Kaynaktan alıntı:
Anasayfa / Genel / ONARILMASI EN ZOR YARA…

ONARILMASI EN ZOR YARA…

Günümüz dünyasında, özellikle de ülkemizde, hepimizin şahit olduğu derin bir yara var.

İnsani değerlerin hızla aşınması, erozyona uğraması.
Bu, sadece toplumsal bir yara değil. Gündelik hayatımızın her anına sirayet etmiş, ilişkilerimizi zehirlemiş, bizi biz yapan değerlerimizi zayıflatmış, gerçek bir sorun olarak karşımızda duruyor.
Bir köprü yıkılsa yenisi yapılır, bir kurum çökse yeniden yapılanır, bir ekonomi darbe alsa birkaç yılda toparlanabilir.
Ancak insan karakteri ve ahlaki değerler, nesiller boyu ilmek ilmek dokunan bir halı gibidir; yırtıldığında onarımı da aynı sabır ve emeği ister.
Ülkemiz özelinde bu durum maalesef çok daha vahim bir hal almış durumda. Neden mi? Hızlı kentleşme, göç, ekonomik istikrarsızlıklar, siyasi kutuplaşma ve dijitalleşmenin getirdiği yabancılaşma, insanlar üzerinde inanılmaz bir baskı oluşturdu.
Bu baskı, maalesef en çok da geleneksel değerlerimizi vurdu. Komşusunun derdini dert edinen, verdiği sözü canı pahasına tutan, dürüstlüğü şahsi menfaatinin önünde tutan insan modeli giderek nadirleşti.
Yerini de, “Bana dokunmayan yılan bin yaşasın” diyen, çıkarı için her yolu meşru gören, kısa yoldan köşe dönme hırsıyla yanıp tutuşan bir anlayış aldı.
İnsan ilişkilerinin temelini oluşturan “güven” artık neredeyse lüks bir kavram haline geldi.

Verilen görevler:
**1.** Yukarıdaki yazıya göre şu soruları yanıtlayın:
(a) Darbe alan bir ekonomi ne kadar sürede toparlanabilir?
(b) İnsan karakteri ve ahlaki değerler neye benzetiliyor?
(c) Neredeyse lüks bir kavram haline geldiği söylenen şey nedir?
**2.** Yukarıdaki yazıda "Bu, sadece toplumsal" sözleriyle başlayıp "birkaç yılda toparlanabilir." sözlerine kadar inen bölümün tamamını birebir yazın.
Bundan sonraki kayıtlara gerek yoktur.

Sağlanan bilgiler:
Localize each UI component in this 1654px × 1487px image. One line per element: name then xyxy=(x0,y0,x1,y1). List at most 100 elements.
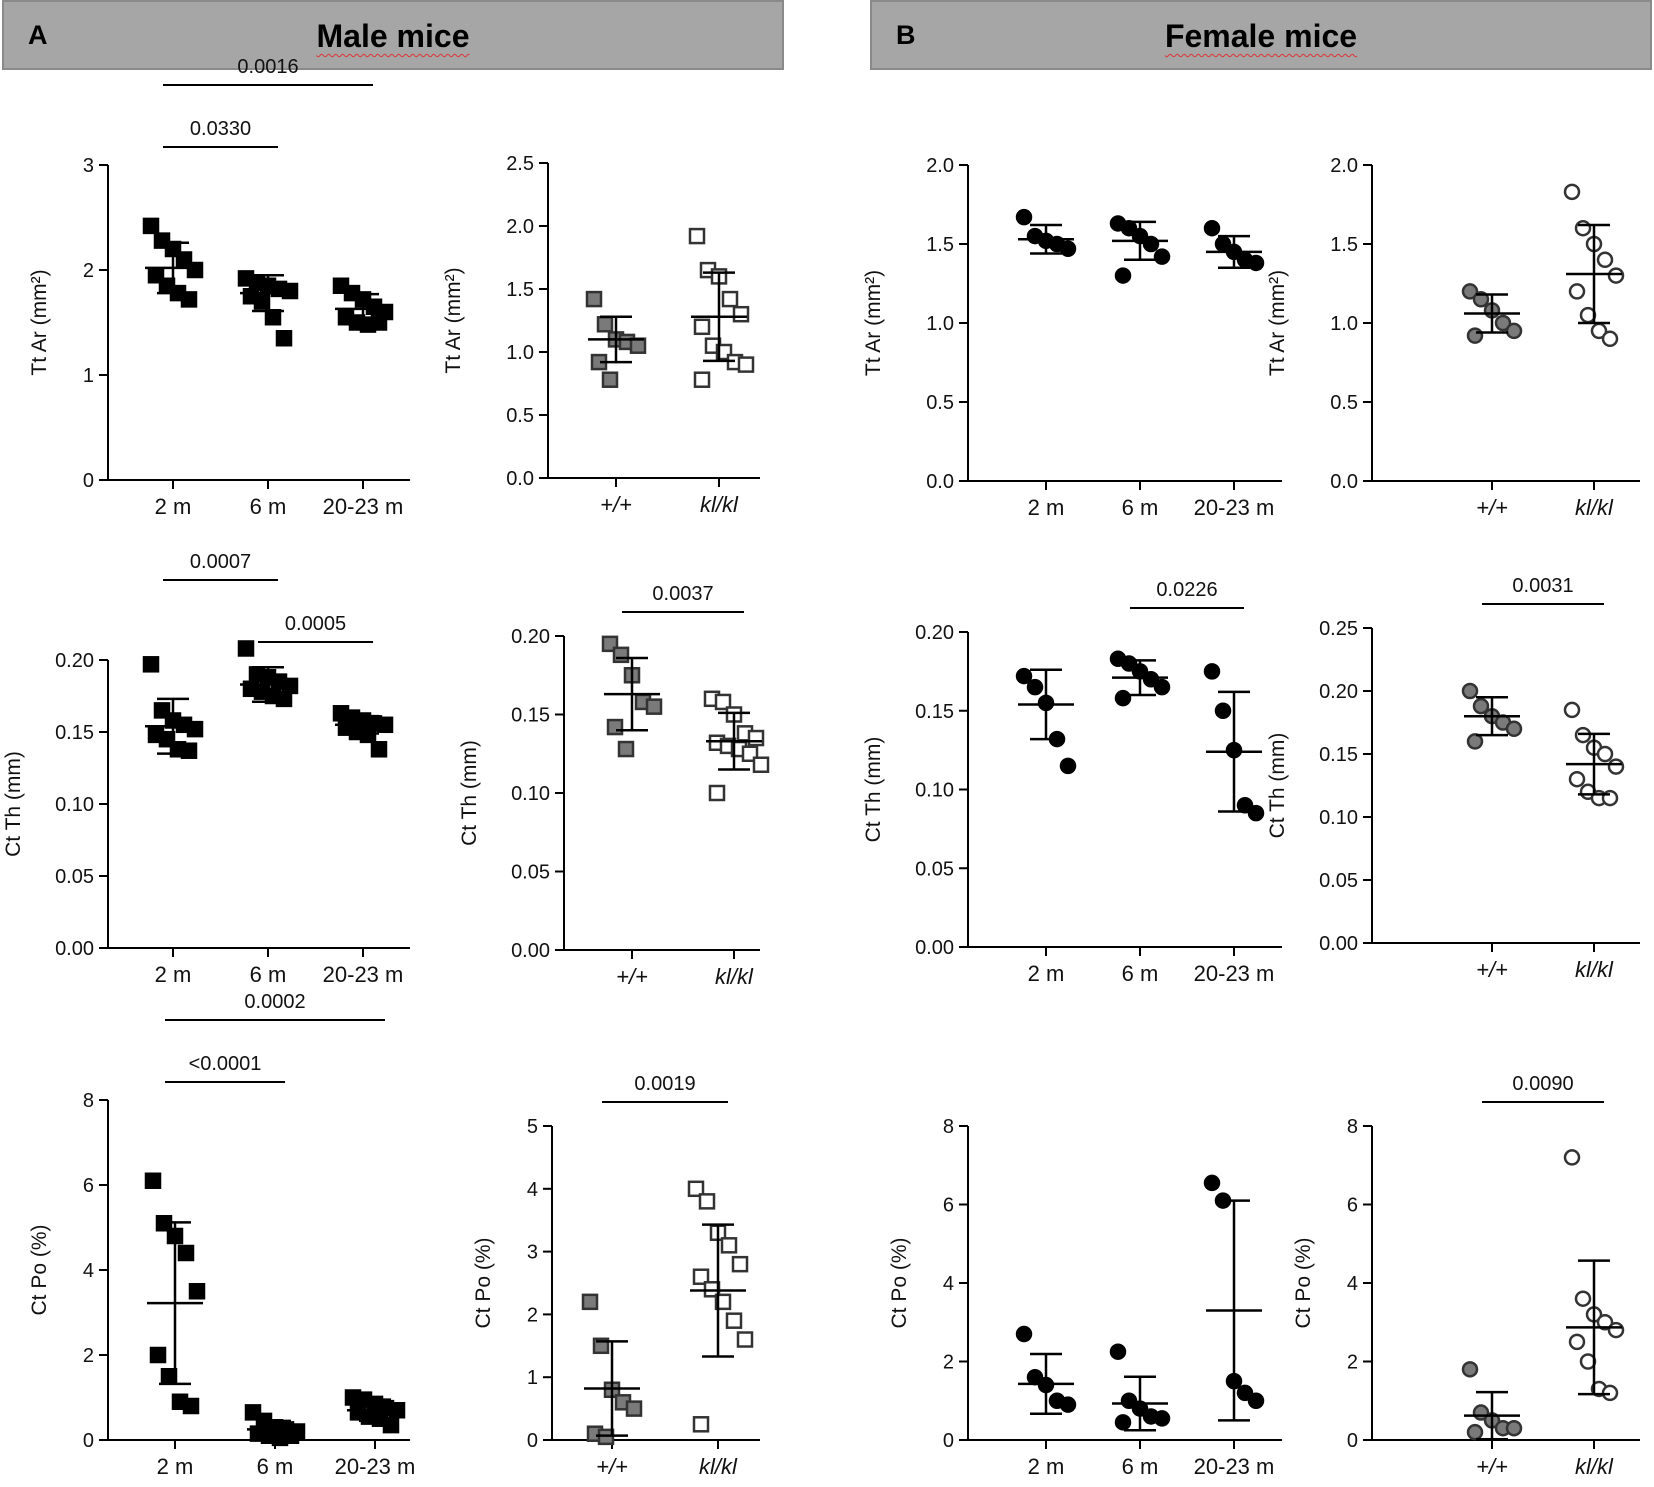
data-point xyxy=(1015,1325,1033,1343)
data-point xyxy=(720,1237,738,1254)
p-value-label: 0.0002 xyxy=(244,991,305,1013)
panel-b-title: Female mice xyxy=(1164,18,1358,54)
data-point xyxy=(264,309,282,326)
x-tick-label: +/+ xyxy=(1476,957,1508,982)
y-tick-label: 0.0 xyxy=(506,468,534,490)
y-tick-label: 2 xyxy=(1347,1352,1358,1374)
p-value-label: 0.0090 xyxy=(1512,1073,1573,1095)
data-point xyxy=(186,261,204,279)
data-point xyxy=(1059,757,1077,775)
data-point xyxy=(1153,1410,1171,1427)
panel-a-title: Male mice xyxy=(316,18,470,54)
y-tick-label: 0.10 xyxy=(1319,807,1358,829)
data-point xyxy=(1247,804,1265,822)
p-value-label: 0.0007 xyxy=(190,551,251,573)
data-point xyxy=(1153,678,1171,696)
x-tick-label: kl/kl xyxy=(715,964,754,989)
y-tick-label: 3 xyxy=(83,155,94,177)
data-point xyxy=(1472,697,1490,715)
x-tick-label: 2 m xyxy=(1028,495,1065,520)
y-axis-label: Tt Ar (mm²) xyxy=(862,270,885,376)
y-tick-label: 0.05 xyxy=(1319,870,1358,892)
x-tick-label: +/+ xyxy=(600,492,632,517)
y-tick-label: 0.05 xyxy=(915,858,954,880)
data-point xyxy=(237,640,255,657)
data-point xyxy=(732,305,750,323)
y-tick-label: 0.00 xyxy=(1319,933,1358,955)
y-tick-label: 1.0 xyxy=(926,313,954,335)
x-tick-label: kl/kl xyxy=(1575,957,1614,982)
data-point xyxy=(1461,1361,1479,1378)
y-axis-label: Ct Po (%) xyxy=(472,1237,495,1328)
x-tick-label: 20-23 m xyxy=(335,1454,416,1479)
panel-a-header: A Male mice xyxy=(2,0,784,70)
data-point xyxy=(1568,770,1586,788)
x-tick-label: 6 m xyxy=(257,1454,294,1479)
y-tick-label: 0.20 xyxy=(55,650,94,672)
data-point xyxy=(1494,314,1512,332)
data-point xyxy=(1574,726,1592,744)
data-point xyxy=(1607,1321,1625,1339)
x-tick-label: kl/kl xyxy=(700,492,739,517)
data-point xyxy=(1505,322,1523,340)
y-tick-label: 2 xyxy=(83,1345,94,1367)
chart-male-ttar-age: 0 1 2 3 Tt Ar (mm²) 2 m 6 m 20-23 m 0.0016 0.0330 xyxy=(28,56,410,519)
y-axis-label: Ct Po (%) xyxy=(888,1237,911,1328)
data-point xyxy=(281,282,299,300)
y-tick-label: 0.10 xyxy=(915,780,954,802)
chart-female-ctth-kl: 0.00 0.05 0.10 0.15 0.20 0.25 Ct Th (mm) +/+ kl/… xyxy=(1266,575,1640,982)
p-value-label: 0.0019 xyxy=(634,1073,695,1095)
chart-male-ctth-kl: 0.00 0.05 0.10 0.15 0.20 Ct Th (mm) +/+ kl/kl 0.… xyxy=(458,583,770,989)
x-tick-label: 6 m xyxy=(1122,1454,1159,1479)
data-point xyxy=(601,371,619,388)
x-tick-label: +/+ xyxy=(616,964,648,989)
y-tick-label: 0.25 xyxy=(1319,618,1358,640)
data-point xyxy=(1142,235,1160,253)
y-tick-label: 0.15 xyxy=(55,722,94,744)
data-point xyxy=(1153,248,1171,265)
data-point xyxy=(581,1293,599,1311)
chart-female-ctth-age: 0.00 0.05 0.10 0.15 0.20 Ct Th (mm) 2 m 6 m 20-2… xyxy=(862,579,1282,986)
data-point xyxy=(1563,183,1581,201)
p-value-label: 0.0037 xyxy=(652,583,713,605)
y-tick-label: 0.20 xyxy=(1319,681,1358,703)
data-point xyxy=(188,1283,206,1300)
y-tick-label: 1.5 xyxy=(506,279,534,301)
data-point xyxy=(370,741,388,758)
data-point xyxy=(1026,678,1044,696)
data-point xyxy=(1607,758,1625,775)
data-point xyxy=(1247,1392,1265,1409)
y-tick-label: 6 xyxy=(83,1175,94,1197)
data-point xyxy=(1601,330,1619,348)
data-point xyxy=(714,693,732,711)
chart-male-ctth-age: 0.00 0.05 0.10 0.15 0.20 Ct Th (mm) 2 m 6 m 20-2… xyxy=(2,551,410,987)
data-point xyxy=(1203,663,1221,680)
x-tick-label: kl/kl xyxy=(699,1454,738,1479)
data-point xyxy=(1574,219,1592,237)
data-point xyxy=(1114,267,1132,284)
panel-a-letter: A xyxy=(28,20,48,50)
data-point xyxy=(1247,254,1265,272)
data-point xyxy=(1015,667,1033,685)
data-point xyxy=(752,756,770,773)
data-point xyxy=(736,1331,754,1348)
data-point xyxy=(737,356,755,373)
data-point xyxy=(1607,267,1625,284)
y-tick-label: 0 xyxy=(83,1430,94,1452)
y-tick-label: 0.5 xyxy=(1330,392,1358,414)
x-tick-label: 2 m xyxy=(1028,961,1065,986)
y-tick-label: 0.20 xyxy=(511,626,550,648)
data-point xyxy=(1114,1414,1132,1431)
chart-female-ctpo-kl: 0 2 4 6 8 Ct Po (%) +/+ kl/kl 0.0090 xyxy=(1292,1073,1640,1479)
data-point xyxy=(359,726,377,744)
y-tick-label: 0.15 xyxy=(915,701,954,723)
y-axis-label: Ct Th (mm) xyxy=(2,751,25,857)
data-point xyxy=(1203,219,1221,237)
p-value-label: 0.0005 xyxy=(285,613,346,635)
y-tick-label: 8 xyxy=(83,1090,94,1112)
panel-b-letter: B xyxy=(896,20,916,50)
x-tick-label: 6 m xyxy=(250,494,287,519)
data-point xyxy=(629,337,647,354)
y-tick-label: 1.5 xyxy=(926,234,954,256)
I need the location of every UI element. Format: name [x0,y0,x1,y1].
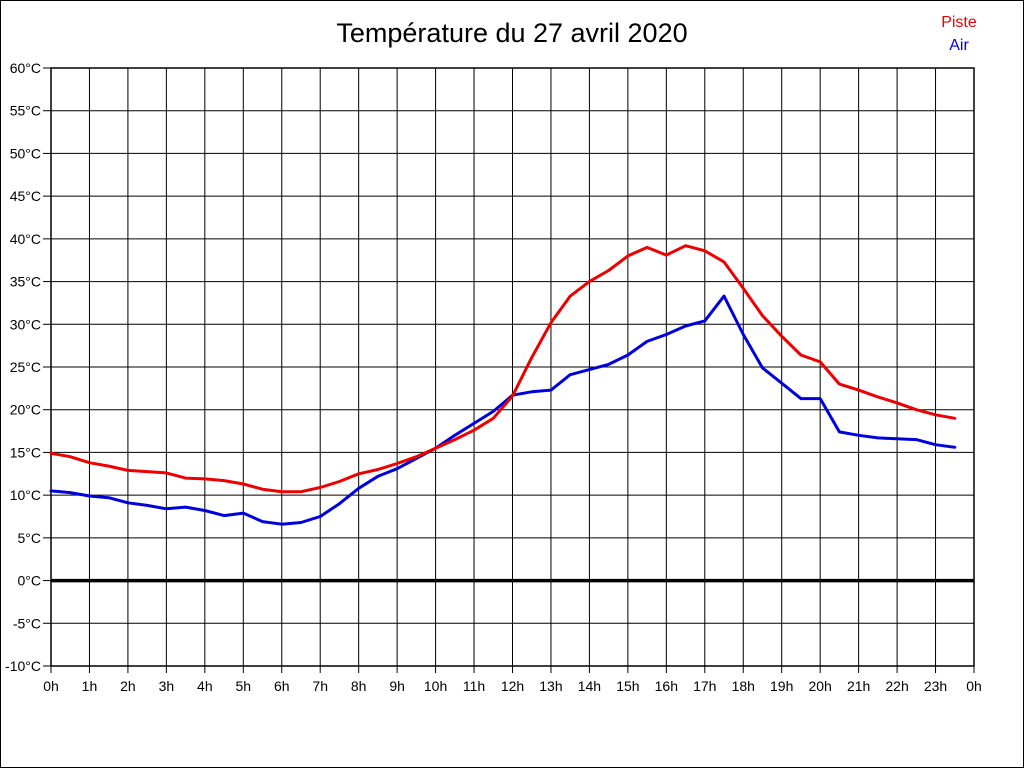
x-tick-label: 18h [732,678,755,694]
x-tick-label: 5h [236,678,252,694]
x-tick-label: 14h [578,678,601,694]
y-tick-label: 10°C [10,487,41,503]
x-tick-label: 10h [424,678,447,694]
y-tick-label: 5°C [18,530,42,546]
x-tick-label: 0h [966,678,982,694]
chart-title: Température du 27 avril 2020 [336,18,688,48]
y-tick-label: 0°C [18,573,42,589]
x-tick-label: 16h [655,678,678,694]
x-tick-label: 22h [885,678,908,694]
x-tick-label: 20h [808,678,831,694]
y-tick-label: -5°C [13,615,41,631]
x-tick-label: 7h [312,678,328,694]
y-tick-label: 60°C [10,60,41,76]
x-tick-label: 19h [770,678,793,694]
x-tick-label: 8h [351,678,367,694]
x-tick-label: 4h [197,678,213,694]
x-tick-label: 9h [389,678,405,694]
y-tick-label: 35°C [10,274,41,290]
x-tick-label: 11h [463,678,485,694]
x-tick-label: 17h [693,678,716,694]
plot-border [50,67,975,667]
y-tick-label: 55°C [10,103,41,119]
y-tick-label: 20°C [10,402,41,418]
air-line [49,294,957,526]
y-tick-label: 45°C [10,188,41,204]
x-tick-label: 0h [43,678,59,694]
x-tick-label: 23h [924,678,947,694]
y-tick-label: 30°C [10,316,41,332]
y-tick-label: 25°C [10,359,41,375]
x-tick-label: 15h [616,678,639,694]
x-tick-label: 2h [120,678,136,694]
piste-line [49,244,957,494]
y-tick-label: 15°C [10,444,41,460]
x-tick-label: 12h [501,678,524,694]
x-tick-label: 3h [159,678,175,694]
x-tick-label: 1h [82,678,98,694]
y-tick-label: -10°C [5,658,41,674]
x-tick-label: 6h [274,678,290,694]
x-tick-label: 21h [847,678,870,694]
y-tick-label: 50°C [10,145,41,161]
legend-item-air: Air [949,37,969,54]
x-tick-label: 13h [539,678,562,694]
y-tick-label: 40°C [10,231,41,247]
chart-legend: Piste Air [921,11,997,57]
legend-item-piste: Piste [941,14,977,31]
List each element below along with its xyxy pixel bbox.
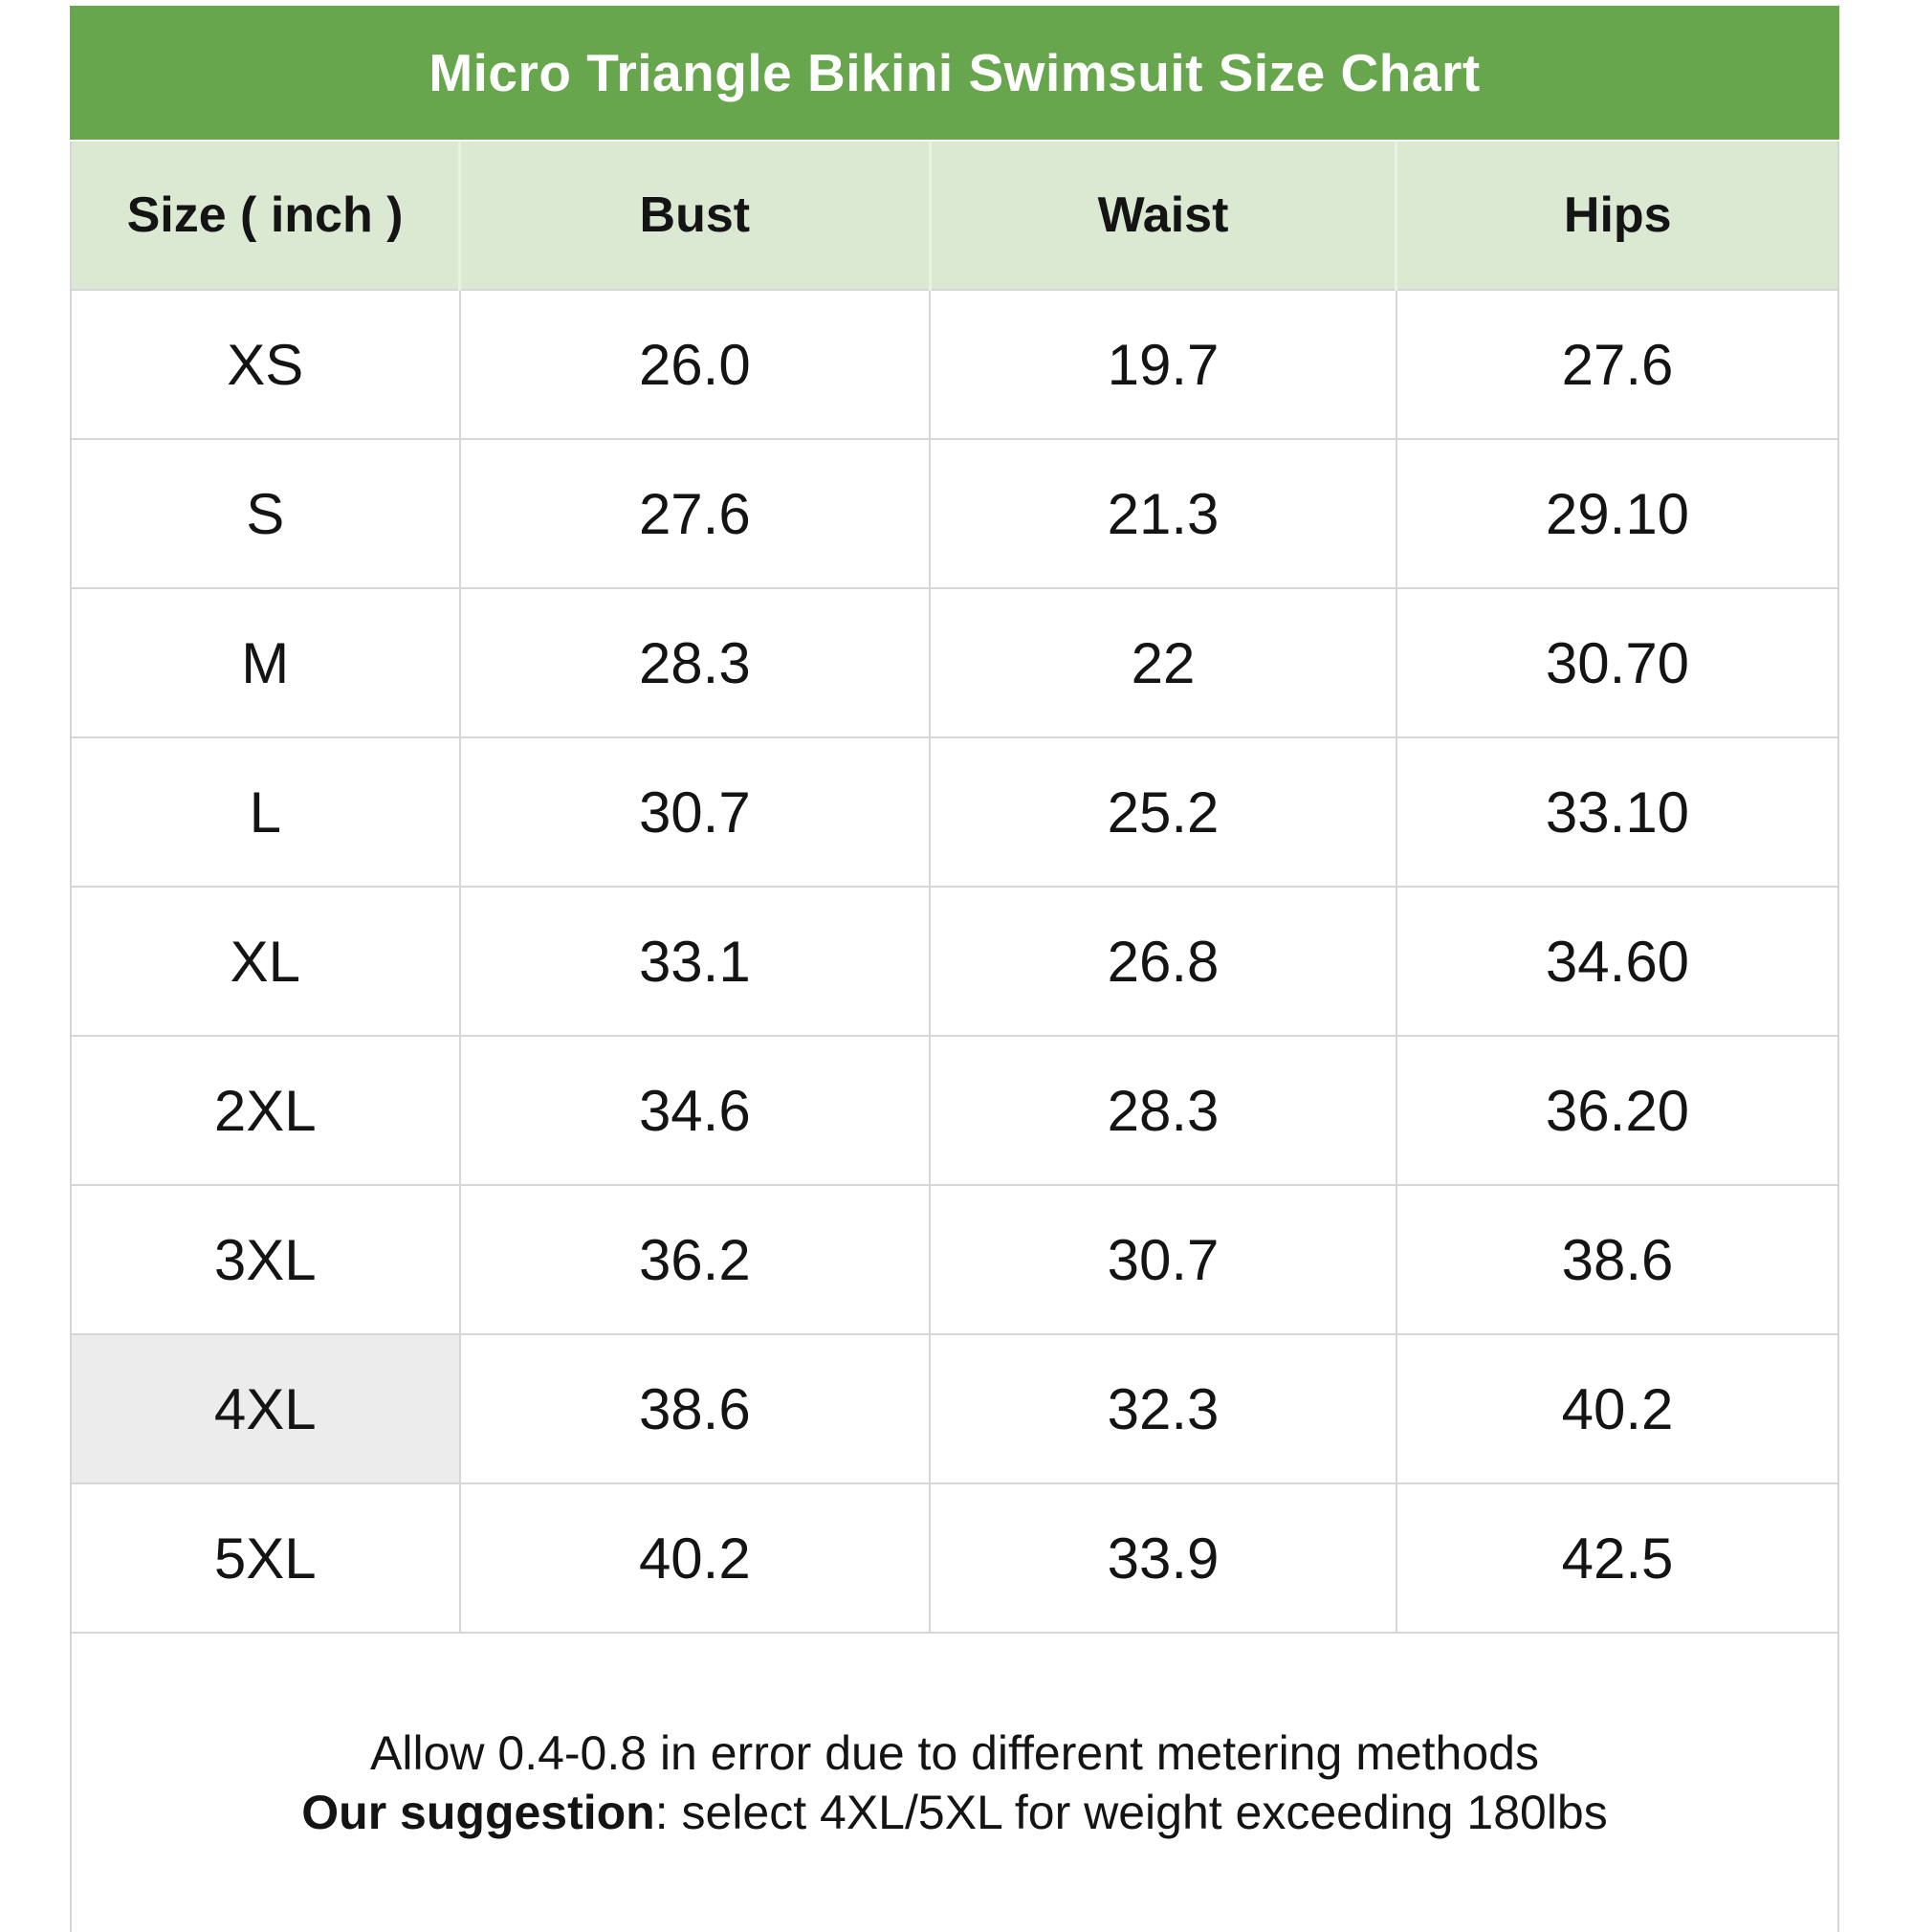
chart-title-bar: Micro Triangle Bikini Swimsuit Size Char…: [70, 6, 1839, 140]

Görevlerin yanıtları:
**1.**
(a) Birkaç yılda.
(b) Nesiller boyu ilmek ilmek dokunan bir halıya.
(c) Güven.

**2.**
Bu, sadece toplumsal bir yara değil. Gündelik hayatımızın her anına sirayet etmiş, ilişkilerimizi zehirlemiş, bizi biz yapan değerlerimizi zayıflatmış, gerçek bir sorun olarak karşımızda duruyor.
Bir köprü yıkılsa yenisi yapılır, bir kurum çökse yeniden yapılanır, bir ekonomi darbe alsa birkaç yılda toparlanabilir.